--- Exercise directions ---
Find every line in the records below that contains the word "total", and copy each such line.

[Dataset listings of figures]
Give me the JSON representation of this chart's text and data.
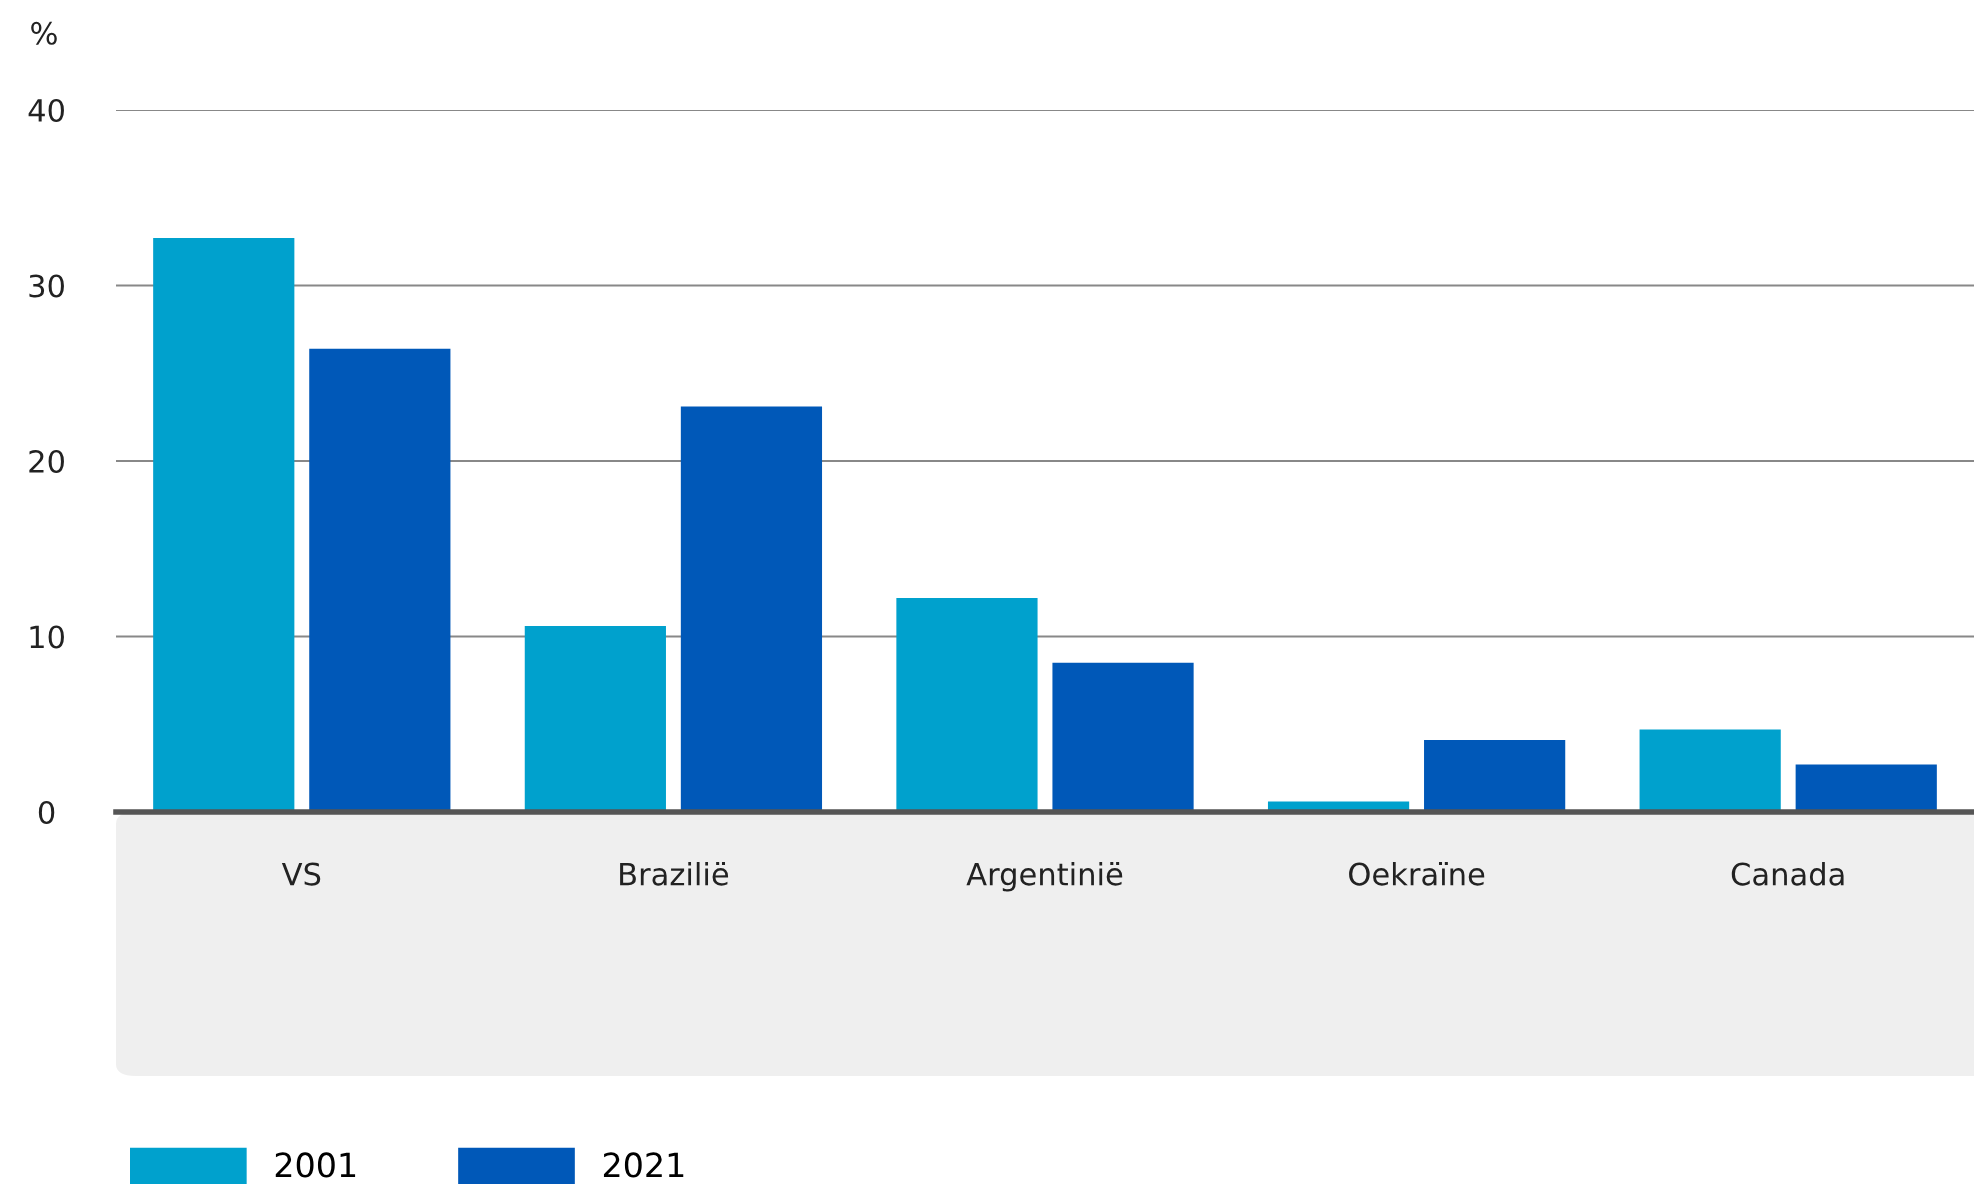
{
  "chart_data": {
    "type": "bar",
    "ylabel": "%",
    "categories": [
      "VS",
      "Brazilië",
      "Argentinië",
      "Oekraïne",
      "Canada"
    ],
    "series": [
      {
        "name": "2001",
        "color": "#00a1cd",
        "values": [
          32.7,
          10.6,
          12.2,
          0.6,
          4.7
        ]
      },
      {
        "name": "2021",
        "color": "#0058b8",
        "values": [
          26.4,
          23.1,
          8.5,
          4.1,
          2.7
        ]
      }
    ],
    "ylim": [
      0,
      40
    ],
    "yticks": [
      0,
      10,
      20,
      30,
      40
    ],
    "grid": "y",
    "legend": "bottom"
  }
}
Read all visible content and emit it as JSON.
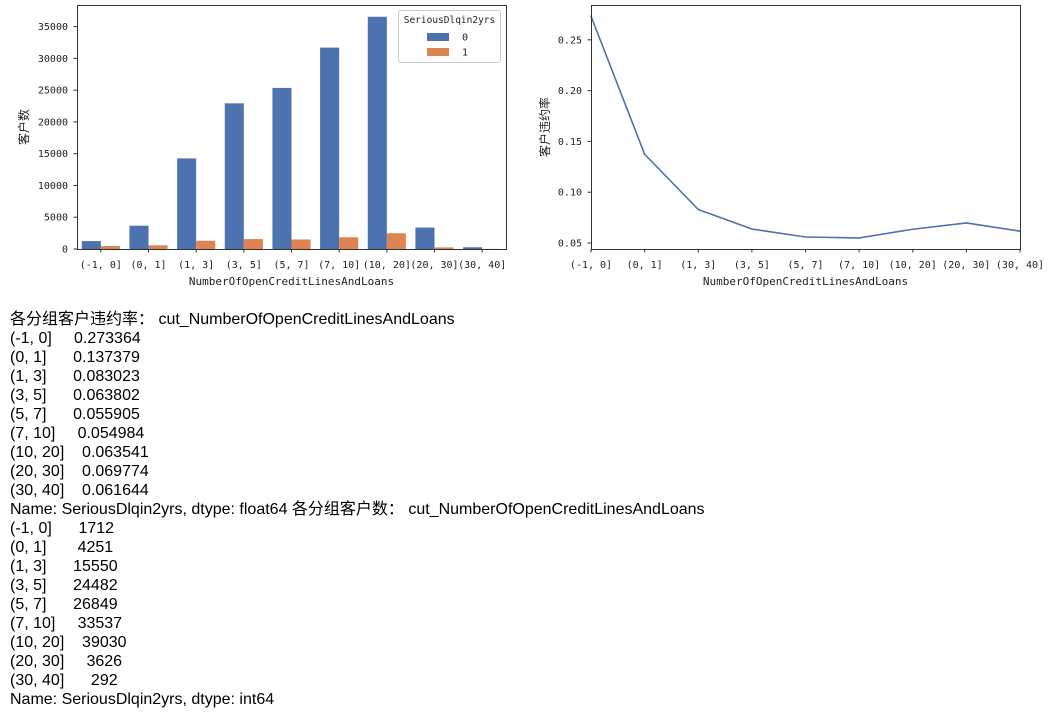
{
  "chart_data": [
    {
      "type": "bar",
      "categories": [
        "(-1, 0]",
        "(0, 1]",
        "(1, 3]",
        "(3, 5]",
        "(5, 7]",
        "(7, 10]",
        "(10, 20]",
        "(20, 30]",
        "(30, 40]"
      ],
      "series": [
        {
          "name": "0",
          "values": [
            1244,
            3667,
            14259,
            22920,
            25348,
            31693,
            36550,
            3373,
            274
          ]
        },
        {
          "name": "1",
          "values": [
            468,
            584,
            1291,
            1562,
            1501,
            1844,
            2480,
            253,
            18
          ]
        }
      ],
      "colors": [
        "#4c72b0",
        "#dd8452"
      ],
      "xlabel": "NumberOfOpenCreditLinesAndLoans",
      "ylabel": "客户数",
      "yticks": [
        0,
        5000,
        10000,
        15000,
        20000,
        25000,
        30000,
        35000
      ],
      "ylim": [
        0,
        38400
      ],
      "grid": false,
      "legend": {
        "title": "SeriousDlqin2yrs",
        "placement": "upper right"
      }
    },
    {
      "type": "line",
      "categories": [
        "(-1, 0]",
        "(0, 1]",
        "(1, 3]",
        "(3, 5]",
        "(5, 7]",
        "(7, 10]",
        "(10, 20]",
        "(20, 30]",
        "(30, 40]"
      ],
      "values": [
        0.273364,
        0.137379,
        0.083023,
        0.063802,
        0.055905,
        0.054984,
        0.063541,
        0.069774,
        0.061644
      ],
      "color": "#4c72b0",
      "xlabel": "NumberOfOpenCreditLinesAndLoans",
      "ylabel": "客户违约率",
      "yticks": [
        "0.05",
        "0.10",
        "0.15",
        "0.20",
        "0.25"
      ],
      "ylim": [
        0.0441,
        0.2843
      ],
      "grid": false
    }
  ],
  "output": {
    "lines": [
      "各分组客户违约率： cut_NumberOfOpenCreditLinesAndLoans",
      "(-1, 0]     0.273364",
      "(0, 1]      0.137379",
      "(1, 3]      0.083023",
      "(3, 5]      0.063802",
      "(5, 7]      0.055905",
      "(7, 10]     0.054984",
      "(10, 20]    0.063541",
      "(20, 30]    0.069774",
      "(30, 40]    0.061644",
      "Name: SeriousDlqin2yrs, dtype: float64 各分组客户数： cut_NumberOfOpenCreditLinesAndLoans",
      "(-1, 0]      1712",
      "(0, 1]       4251",
      "(1, 3]      15550",
      "(3, 5]      24482",
      "(5, 7]      26849",
      "(7, 10]     33537",
      "(10, 20]    39030",
      "(20, 30]     3626",
      "(30, 40]      292",
      "Name: SeriousDlqin2yrs, dtype: int64"
    ]
  }
}
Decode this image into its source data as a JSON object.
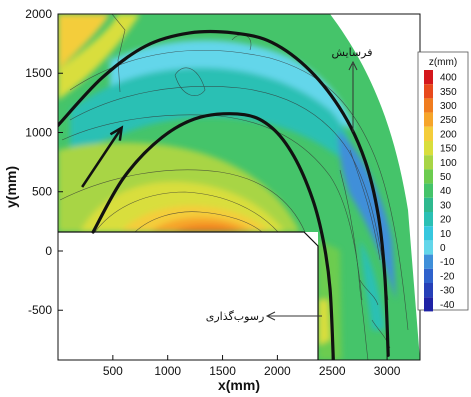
{
  "chart_data": {
    "type": "heatmap",
    "title": "",
    "xlabel": "x(mm)",
    "ylabel": "y(mm)",
    "xlim": [
      0,
      3300
    ],
    "ylim": [
      -920,
      2000
    ],
    "x_ticks": [
      "500",
      "1000",
      "1500",
      "2000",
      "2500",
      "3000"
    ],
    "y_ticks": [
      "2000",
      "1500",
      "1000",
      "500",
      "0",
      "-500"
    ],
    "colorbar": {
      "title": "z(mm)",
      "labels": [
        "400",
        "350",
        "300",
        "250",
        "200",
        "150",
        "100",
        "50",
        "40",
        "30",
        "20",
        "10",
        "0",
        "-10",
        "-20",
        "-30",
        "-40"
      ],
      "colors": [
        "#d4171c",
        "#e8491c",
        "#f07c1f",
        "#f6a52a",
        "#f4cd3b",
        "#d9de3c",
        "#a8d545",
        "#6ccc4f",
        "#45c46a",
        "#2fb98e",
        "#2ac0b4",
        "#36c7de",
        "#63d6ea",
        "#3f8fd9",
        "#2f62cc",
        "#2640b8",
        "#1f22a5"
      ]
    },
    "annotations": [
      {
        "text": "فرسایش",
        "x": 2600,
        "y": 1620,
        "direction": "up"
      },
      {
        "text": "رسوب‌گذاری",
        "x": 1950,
        "y": -560,
        "direction": "left"
      }
    ],
    "bank_lines": [
      {
        "name": "outer",
        "points": [
          [
            0,
            1060
          ],
          [
            400,
            1460
          ],
          [
            800,
            1730
          ],
          [
            1200,
            1840
          ],
          [
            1600,
            1840
          ],
          [
            1950,
            1760
          ],
          [
            2300,
            1520
          ],
          [
            2600,
            1160
          ],
          [
            2800,
            760
          ],
          [
            2920,
            300
          ],
          [
            2980,
            -220
          ],
          [
            3010,
            -880
          ]
        ]
      },
      {
        "name": "inner",
        "points": [
          [
            320,
            160
          ],
          [
            600,
            620
          ],
          [
            950,
            960
          ],
          [
            1300,
            1130
          ],
          [
            1700,
            1150
          ],
          [
            1950,
            1040
          ],
          [
            2150,
            800
          ],
          [
            2320,
            440
          ],
          [
            2420,
            80
          ],
          [
            2480,
            -320
          ],
          [
            2510,
            -920
          ]
        ]
      }
    ],
    "flow_arrow": {
      "from": [
        220,
        540
      ],
      "to": [
        580,
        1040
      ]
    }
  }
}
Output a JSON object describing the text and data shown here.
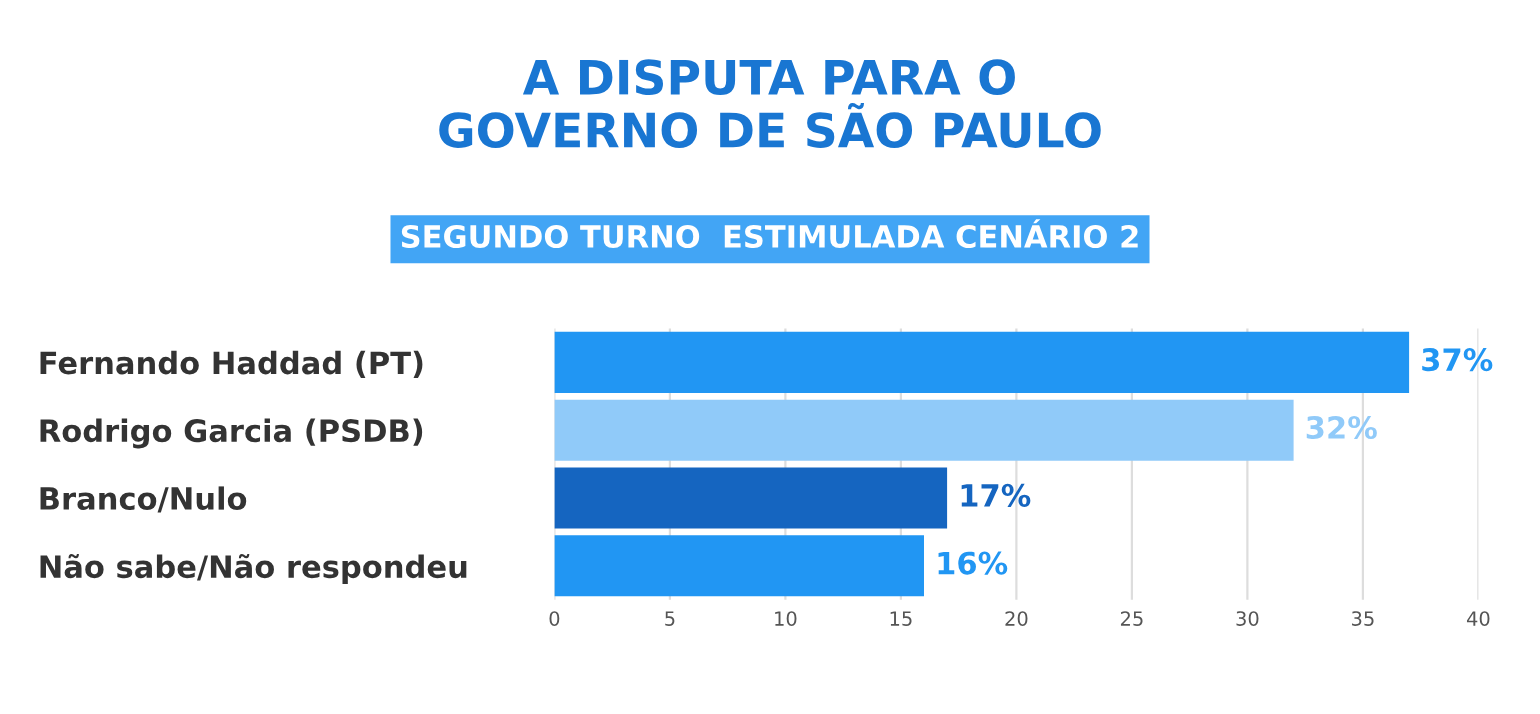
{
  "chart_data": {
    "type": "bar",
    "orientation": "horizontal",
    "title": "A DISPUTA PARA O\nGOVERNO DE SÃO PAULO",
    "subtitle": "SEGUNDO TURNO  ESTIMULADA CENÁRIO 2",
    "categories": [
      "Fernando Haddad (PT)",
      "Rodrigo Garcia (PSDB)",
      "Branco/Nulo",
      "Não sabe/Não respondeu"
    ],
    "values": [
      37,
      32,
      17,
      16
    ],
    "colors": [
      "#2196f3",
      "#90caf9",
      "#1565c0",
      "#2196f3"
    ],
    "value_labels": [
      "37%",
      "32%",
      "17%",
      "16%"
    ],
    "xlim": [
      0,
      40
    ],
    "xticks": [
      0,
      5,
      10,
      15,
      20,
      25,
      30,
      35,
      40
    ],
    "grid": "x",
    "legend": false
  }
}
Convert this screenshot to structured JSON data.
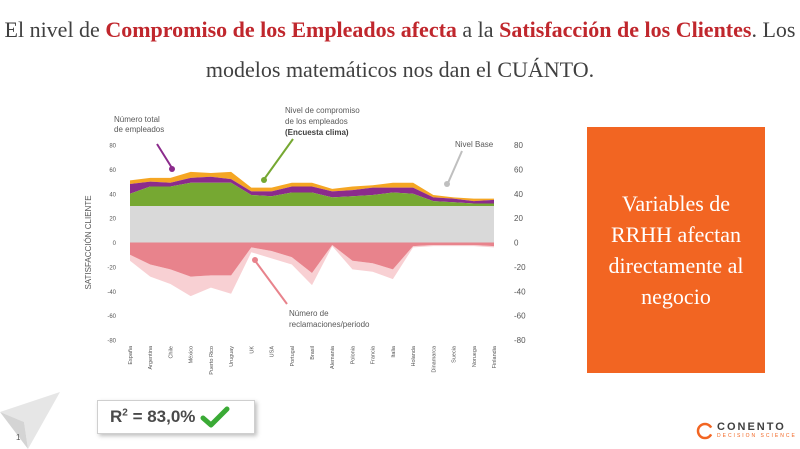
{
  "title": {
    "part1": "El nivel de ",
    "highlight1": "Compromiso de los Empleados afecta",
    "part2": " a la ",
    "highlight2": "Satisfacción de los Clientes",
    "part3": ". Los modelos matemáticos nos dan el CUÁNTO."
  },
  "callout": "Variables de RRHH afectan directamente al negocio",
  "r2": {
    "prefix": "R",
    "sup": "2",
    "suffix": " = 83,0%"
  },
  "page_number": "1",
  "logo": {
    "name": "CONENTO",
    "tagline": "DECISION SCIENCE"
  },
  "colors": {
    "accent": "#c0272d",
    "orange": "#f26522",
    "base": "#d9d9d9",
    "green": "#76a832",
    "purple": "#8b2b8c",
    "yellow": "#f5a623",
    "pink_dark": "#e8838c",
    "pink_light": "#f8d0d3"
  },
  "chart_data": {
    "type": "area",
    "ylabel": "SATISFACCIÓN CLIENTE",
    "ylim": [
      -80,
      80
    ],
    "yticks": [
      -80,
      -60,
      -40,
      -20,
      0,
      20,
      40,
      60,
      80
    ],
    "categories": [
      "España",
      "Argentina",
      "Chile",
      "México",
      "Puerto Rico",
      "Uruguay",
      "UK",
      "USA",
      "Portugal",
      "Brasil",
      "Alemania",
      "Polonia",
      "Francia",
      "Italia",
      "Holanda",
      "Dinamarca",
      "Suecia",
      "Noruega",
      "Finlandia"
    ],
    "annotations": {
      "total_empleados": "Número total de empleados",
      "compromiso_1": "Nivel de compromiso",
      "compromiso_2": "de los empleados",
      "compromiso_3": "(Encuesta clima)",
      "nivel_base": "Nivel Base",
      "reclamaciones_1": "Número de",
      "reclamaciones_2": "reclamaciones/periodo"
    },
    "series": [
      {
        "key": "base",
        "values": [
          30,
          30,
          30,
          30,
          30,
          30,
          30,
          30,
          30,
          30,
          30,
          30,
          30,
          30,
          30,
          30,
          30,
          30,
          30
        ]
      },
      {
        "key": "compromiso",
        "values": [
          10,
          16,
          16,
          19,
          19,
          19,
          9,
          8,
          11,
          11,
          7,
          8,
          9,
          11,
          10,
          4,
          3,
          2,
          2
        ]
      },
      {
        "key": "total",
        "values": [
          8,
          4,
          3,
          4,
          5,
          3,
          3,
          4,
          5,
          5,
          5,
          5,
          6,
          4,
          5,
          3,
          3,
          2,
          3
        ]
      },
      {
        "key": "nivel",
        "values": [
          3,
          3,
          4,
          5,
          3,
          6,
          3,
          3,
          3,
          3,
          2,
          3,
          2,
          4,
          4,
          2,
          1,
          2,
          1
        ]
      },
      {
        "key": "reclamaciones",
        "values": [
          -10,
          -18,
          -22,
          -28,
          -27,
          -27,
          -4,
          -7,
          -12,
          -25,
          -2,
          -15,
          -17,
          -22,
          -3,
          -2,
          -2,
          -2,
          -3
        ]
      },
      {
        "key": "reclamaciones_extra",
        "values": [
          -5,
          -10,
          -12,
          -16,
          -10,
          -15,
          -4,
          -6,
          -6,
          -10,
          -1,
          -7,
          -7,
          -8,
          -1,
          -1,
          -1,
          -1,
          -1
        ]
      }
    ]
  }
}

--- Response to this task ---
      "total_empleados": "Número total de empleados",
        "key": "total",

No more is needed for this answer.